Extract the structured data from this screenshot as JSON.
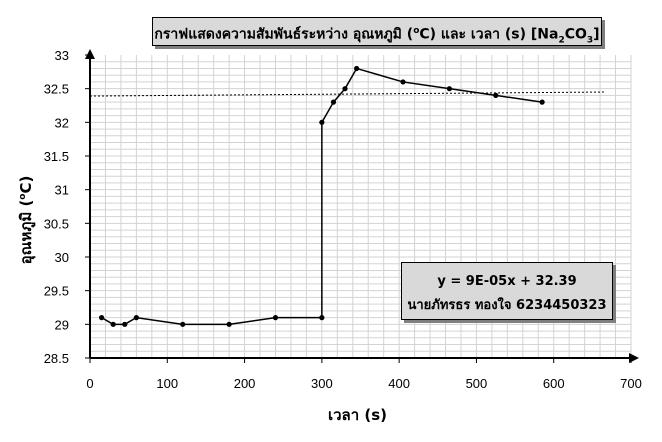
{
  "colors": {
    "grid": "#d3d3d3",
    "axis": "#000000",
    "series": "#000000",
    "trendline": "#000000",
    "box_fill": "#d9d9d9"
  },
  "chart_data": {
    "type": "scatter",
    "title": {
      "prefix": "กราฟแสดงความสัมพันธ์ระหว่าง อุณหภูมิ (",
      "sup": "o",
      "mid1": "C) และ เวลา (s) [Na",
      "sub1": "2",
      "mid2": "CO",
      "sub2": "3",
      "suffix": "]"
    },
    "xlabel": "เวลา (s)",
    "ylabel": {
      "prefix": "อุณหภูมิ (",
      "sup": "o",
      "suffix": "C)"
    },
    "xlim": [
      0,
      700
    ],
    "ylim": [
      28.5,
      33
    ],
    "x_ticks": [
      "0",
      "100",
      "200",
      "300",
      "400",
      "500",
      "600",
      "700"
    ],
    "y_ticks": [
      "28.5",
      "29",
      "29.5",
      "30",
      "30.5",
      "31",
      "31.5",
      "32",
      "32.5",
      "33"
    ],
    "x_minor_step": 20,
    "y_minor_step": 0.1,
    "grid": true,
    "series": [
      {
        "x": [
          15,
          30,
          45,
          60,
          120,
          180,
          240,
          300,
          300,
          315,
          330,
          345,
          405,
          465,
          525,
          585
        ],
        "y": [
          29.1,
          29.0,
          29.0,
          29.1,
          29.0,
          29.0,
          29.1,
          29.1,
          32.0,
          32.3,
          32.5,
          32.8,
          32.6,
          32.5,
          32.4,
          32.3
        ]
      }
    ],
    "trendline": {
      "x_start": 0,
      "x_end": 665,
      "slope": 9e-05,
      "intercept": 32.39
    },
    "annotation": {
      "equation": "y = 9E-05x + 32.39",
      "author": "นายภัทรธร ทองใจ 6234450323"
    }
  }
}
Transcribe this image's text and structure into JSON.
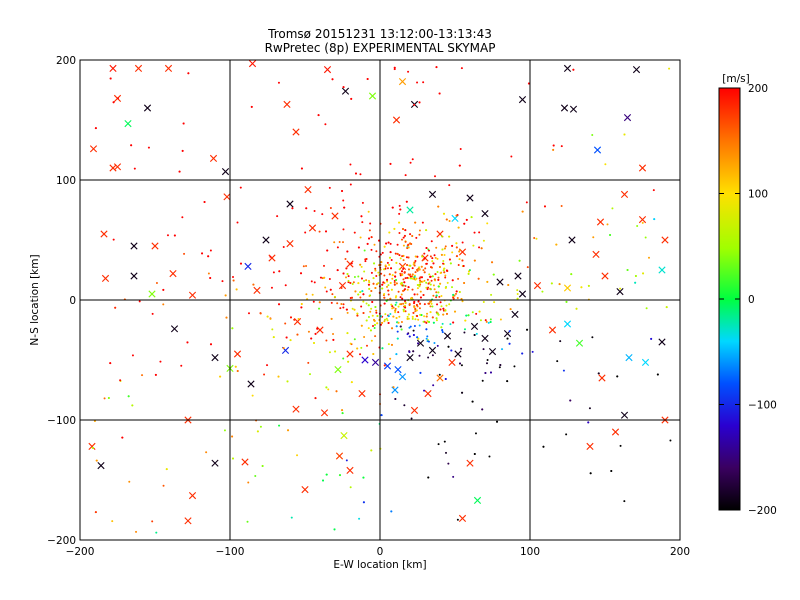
{
  "chart_data": {
    "type": "scatter",
    "title": "Tromsø 20151231 13:12:00-13:13:43",
    "subtitle": "RwPretec (8p) EXPERIMENTAL SKYMAP",
    "xlabel": "E-W location [km]",
    "ylabel": "N-S location [km]",
    "xlim": [
      -200,
      200
    ],
    "ylim": [
      -200,
      200
    ],
    "x_ticks": [
      "-200",
      "-100",
      "0",
      "100",
      "200"
    ],
    "y_ticks": [
      "-200",
      "-100",
      "0",
      "100",
      "200"
    ],
    "grid": true,
    "colorbar": {
      "label": "[m/s]",
      "min": -200,
      "max": 200,
      "ticks": [
        "200",
        "100",
        "0",
        "-100",
        "-200"
      ],
      "colormap": "rainbow: black(-200) → purple → blue → cyan → green(0) → yellow(100) → orange → red(200)"
    },
    "markers": {
      "dot": "meteor echo (small dot)",
      "cross": "meteor echo (×)"
    },
    "points": [
      {
        "x": -178,
        "y": 193,
        "v": 190,
        "m": "x"
      },
      {
        "x": -161,
        "y": 193,
        "v": 180,
        "m": "x"
      },
      {
        "x": -141,
        "y": 193,
        "v": 180,
        "m": "x"
      },
      {
        "x": -175,
        "y": 168,
        "v": 180,
        "m": "x"
      },
      {
        "x": -155,
        "y": 160,
        "v": -190,
        "m": "x"
      },
      {
        "x": -168,
        "y": 147,
        "v": -5,
        "m": "x"
      },
      {
        "x": -191,
        "y": 126,
        "v": 180,
        "m": "x"
      },
      {
        "x": -178,
        "y": 110,
        "v": 180,
        "m": "x"
      },
      {
        "x": -175,
        "y": 111,
        "v": 180,
        "m": "x"
      },
      {
        "x": -111,
        "y": 118,
        "v": 180,
        "m": "x"
      },
      {
        "x": -102,
        "y": 86,
        "v": 180,
        "m": "x"
      },
      {
        "x": -103,
        "y": 107,
        "v": -190,
        "m": "x"
      },
      {
        "x": -85,
        "y": 197,
        "v": 190,
        "m": "x"
      },
      {
        "x": -62,
        "y": 163,
        "v": 180,
        "m": "x"
      },
      {
        "x": -56,
        "y": 140,
        "v": 180,
        "m": "x"
      },
      {
        "x": -35,
        "y": 192,
        "v": 190,
        "m": "x"
      },
      {
        "x": -23,
        "y": 174,
        "v": -190,
        "m": "x"
      },
      {
        "x": -5,
        "y": 170,
        "v": 40,
        "m": "x"
      },
      {
        "x": 15,
        "y": 182,
        "v": 130,
        "m": "x"
      },
      {
        "x": 23,
        "y": 163,
        "v": -190,
        "m": "x"
      },
      {
        "x": 11,
        "y": 150,
        "v": 180,
        "m": "x"
      },
      {
        "x": 95,
        "y": 167,
        "v": -190,
        "m": "x"
      },
      {
        "x": 125,
        "y": 193,
        "v": -190,
        "m": "x"
      },
      {
        "x": 123,
        "y": 160,
        "v": -190,
        "m": "x"
      },
      {
        "x": 129,
        "y": 159,
        "v": -190,
        "m": "x"
      },
      {
        "x": 171,
        "y": 192,
        "v": -190,
        "m": "x"
      },
      {
        "x": 165,
        "y": 152,
        "v": -150,
        "m": "x"
      },
      {
        "x": 145,
        "y": 125,
        "v": -80,
        "m": "x"
      },
      {
        "x": 175,
        "y": 110,
        "v": 180,
        "m": "x"
      },
      {
        "x": 163,
        "y": 88,
        "v": 180,
        "m": "x"
      },
      {
        "x": -184,
        "y": 55,
        "v": 180,
        "m": "x"
      },
      {
        "x": -164,
        "y": 45,
        "v": -190,
        "m": "x"
      },
      {
        "x": -150,
        "y": 45,
        "v": 180,
        "m": "x"
      },
      {
        "x": -164,
        "y": 20,
        "v": -190,
        "m": "x"
      },
      {
        "x": -183,
        "y": 18,
        "v": 180,
        "m": "x"
      },
      {
        "x": -152,
        "y": 5,
        "v": 40,
        "m": "x"
      },
      {
        "x": -138,
        "y": 22,
        "v": 180,
        "m": "x"
      },
      {
        "x": -125,
        "y": 4,
        "v": 180,
        "m": "x"
      },
      {
        "x": -137,
        "y": -24,
        "v": -190,
        "m": "x"
      },
      {
        "x": -110,
        "y": -48,
        "v": -190,
        "m": "x"
      },
      {
        "x": -95,
        "y": -45,
        "v": 180,
        "m": "x"
      },
      {
        "x": -88,
        "y": 28,
        "v": -100,
        "m": "x"
      },
      {
        "x": -76,
        "y": 50,
        "v": -190,
        "m": "x"
      },
      {
        "x": -82,
        "y": 8,
        "v": 180,
        "m": "x"
      },
      {
        "x": -63,
        "y": -42,
        "v": -100,
        "m": "x"
      },
      {
        "x": -100,
        "y": -57,
        "v": 40,
        "m": "x"
      },
      {
        "x": -86,
        "y": -70,
        "v": -190,
        "m": "x"
      },
      {
        "x": -56,
        "y": -91,
        "v": 180,
        "m": "x"
      },
      {
        "x": -37,
        "y": -94,
        "v": 180,
        "m": "x"
      },
      {
        "x": -192,
        "y": -122,
        "v": 180,
        "m": "x"
      },
      {
        "x": -186,
        "y": -138,
        "v": -190,
        "m": "x"
      },
      {
        "x": -128,
        "y": -100,
        "v": 180,
        "m": "x"
      },
      {
        "x": -110,
        "y": -136,
        "v": -190,
        "m": "x"
      },
      {
        "x": -125,
        "y": -163,
        "v": 180,
        "m": "x"
      },
      {
        "x": -128,
        "y": -184,
        "v": 180,
        "m": "x"
      },
      {
        "x": -90,
        "y": -135,
        "v": 180,
        "m": "x"
      },
      {
        "x": -50,
        "y": -158,
        "v": 180,
        "m": "x"
      },
      {
        "x": -27,
        "y": -130,
        "v": 170,
        "m": "x"
      },
      {
        "x": -24,
        "y": -113,
        "v": 70,
        "m": "x"
      },
      {
        "x": -20,
        "y": -142,
        "v": 180,
        "m": "x"
      },
      {
        "x": 60,
        "y": -136,
        "v": 180,
        "m": "x"
      },
      {
        "x": 55,
        "y": -182,
        "v": 180,
        "m": "x"
      },
      {
        "x": 65,
        "y": -167,
        "v": -5,
        "m": "x"
      },
      {
        "x": 140,
        "y": -122,
        "v": 180,
        "m": "x"
      },
      {
        "x": 163,
        "y": -96,
        "v": -190,
        "m": "x"
      },
      {
        "x": 157,
        "y": -110,
        "v": 180,
        "m": "x"
      },
      {
        "x": 190,
        "y": -100,
        "v": 180,
        "m": "x"
      },
      {
        "x": 148,
        "y": -65,
        "v": 180,
        "m": "x"
      },
      {
        "x": 166,
        "y": -48,
        "v": -50,
        "m": "x"
      },
      {
        "x": 177,
        "y": -52,
        "v": -40,
        "m": "x"
      },
      {
        "x": 188,
        "y": -35,
        "v": -190,
        "m": "x"
      },
      {
        "x": 188,
        "y": 25,
        "v": -30,
        "m": "x"
      },
      {
        "x": 190,
        "y": 50,
        "v": 180,
        "m": "x"
      },
      {
        "x": 175,
        "y": 67,
        "v": 180,
        "m": "x"
      },
      {
        "x": 147,
        "y": 65,
        "v": 180,
        "m": "x"
      },
      {
        "x": 128,
        "y": 50,
        "v": -190,
        "m": "x"
      },
      {
        "x": 144,
        "y": 38,
        "v": 180,
        "m": "x"
      },
      {
        "x": 150,
        "y": 20,
        "v": 180,
        "m": "x"
      },
      {
        "x": 160,
        "y": 7,
        "v": -190,
        "m": "x"
      },
      {
        "x": 125,
        "y": 10,
        "v": 110,
        "m": "x"
      },
      {
        "x": 125,
        "y": -20,
        "v": -40,
        "m": "x"
      },
      {
        "x": 115,
        "y": -25,
        "v": 180,
        "m": "x"
      },
      {
        "x": 133,
        "y": -36,
        "v": 20,
        "m": "x"
      },
      {
        "x": 105,
        "y": 12,
        "v": 180,
        "m": "x"
      },
      {
        "x": -10,
        "y": -50,
        "v": -120,
        "m": "x"
      },
      {
        "x": -3,
        "y": -52,
        "v": -140,
        "m": "x"
      },
      {
        "x": 5,
        "y": -55,
        "v": -90,
        "m": "x"
      },
      {
        "x": 12,
        "y": -58,
        "v": -80,
        "m": "x"
      },
      {
        "x": 15,
        "y": -64,
        "v": -60,
        "m": "x"
      },
      {
        "x": 20,
        "y": -48,
        "v": -190,
        "m": "x"
      },
      {
        "x": 27,
        "y": -36,
        "v": -190,
        "m": "x"
      },
      {
        "x": 35,
        "y": -42,
        "v": -190,
        "m": "x"
      },
      {
        "x": 45,
        "y": -30,
        "v": -190,
        "m": "x"
      },
      {
        "x": 52,
        "y": -45,
        "v": -190,
        "m": "x"
      },
      {
        "x": 63,
        "y": -22,
        "v": -190,
        "m": "x"
      },
      {
        "x": 70,
        "y": -32,
        "v": -190,
        "m": "x"
      },
      {
        "x": 75,
        "y": -43,
        "v": -190,
        "m": "x"
      },
      {
        "x": 85,
        "y": -28,
        "v": -190,
        "m": "x"
      },
      {
        "x": 90,
        "y": -12,
        "v": -190,
        "m": "x"
      },
      {
        "x": 95,
        "y": 5,
        "v": -190,
        "m": "x"
      },
      {
        "x": 92,
        "y": 20,
        "v": -190,
        "m": "x"
      },
      {
        "x": 80,
        "y": 15,
        "v": -190,
        "m": "x"
      },
      {
        "x": 55,
        "y": 40,
        "v": 180,
        "m": "x"
      },
      {
        "x": 40,
        "y": 55,
        "v": 180,
        "m": "x"
      },
      {
        "x": 30,
        "y": 35,
        "v": 180,
        "m": "x"
      },
      {
        "x": 15,
        "y": 28,
        "v": 180,
        "m": "x"
      },
      {
        "x": 20,
        "y": 75,
        "v": -20,
        "m": "x"
      },
      {
        "x": 35,
        "y": 88,
        "v": -190,
        "m": "x"
      },
      {
        "x": 60,
        "y": 85,
        "v": -190,
        "m": "x"
      },
      {
        "x": 70,
        "y": 72,
        "v": -190,
        "m": "x"
      },
      {
        "x": 50,
        "y": 68,
        "v": -40,
        "m": "x"
      },
      {
        "x": -30,
        "y": 70,
        "v": 180,
        "m": "x"
      },
      {
        "x": -45,
        "y": 60,
        "v": 180,
        "m": "x"
      },
      {
        "x": -60,
        "y": 47,
        "v": 180,
        "m": "x"
      },
      {
        "x": -72,
        "y": 35,
        "v": 180,
        "m": "x"
      },
      {
        "x": -48,
        "y": 92,
        "v": 180,
        "m": "x"
      },
      {
        "x": -60,
        "y": 80,
        "v": -190,
        "m": "x"
      },
      {
        "x": -20,
        "y": 30,
        "v": 180,
        "m": "x"
      },
      {
        "x": -25,
        "y": 12,
        "v": 180,
        "m": "x"
      },
      {
        "x": -40,
        "y": -25,
        "v": 180,
        "m": "x"
      },
      {
        "x": -55,
        "y": -18,
        "v": 180,
        "m": "x"
      },
      {
        "x": -20,
        "y": -45,
        "v": 180,
        "m": "x"
      },
      {
        "x": -28,
        "y": -58,
        "v": 40,
        "m": "x"
      },
      {
        "x": 40,
        "y": -65,
        "v": 150,
        "m": "x"
      },
      {
        "x": 48,
        "y": -52,
        "v": 180,
        "m": "x"
      },
      {
        "x": 32,
        "y": -78,
        "v": 180,
        "m": "x"
      },
      {
        "x": 10,
        "y": -75,
        "v": -60,
        "m": "x"
      },
      {
        "x": -12,
        "y": -78,
        "v": 180,
        "m": "x"
      },
      {
        "x": 23,
        "y": -92,
        "v": 180,
        "m": "x"
      }
    ]
  }
}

--*--

Where a line above holds the string "location", show that line.

> [ANSWER TO THE TASK]
    "xlabel": "E-W location [km]",
    "ylabel": "N-S location [km]",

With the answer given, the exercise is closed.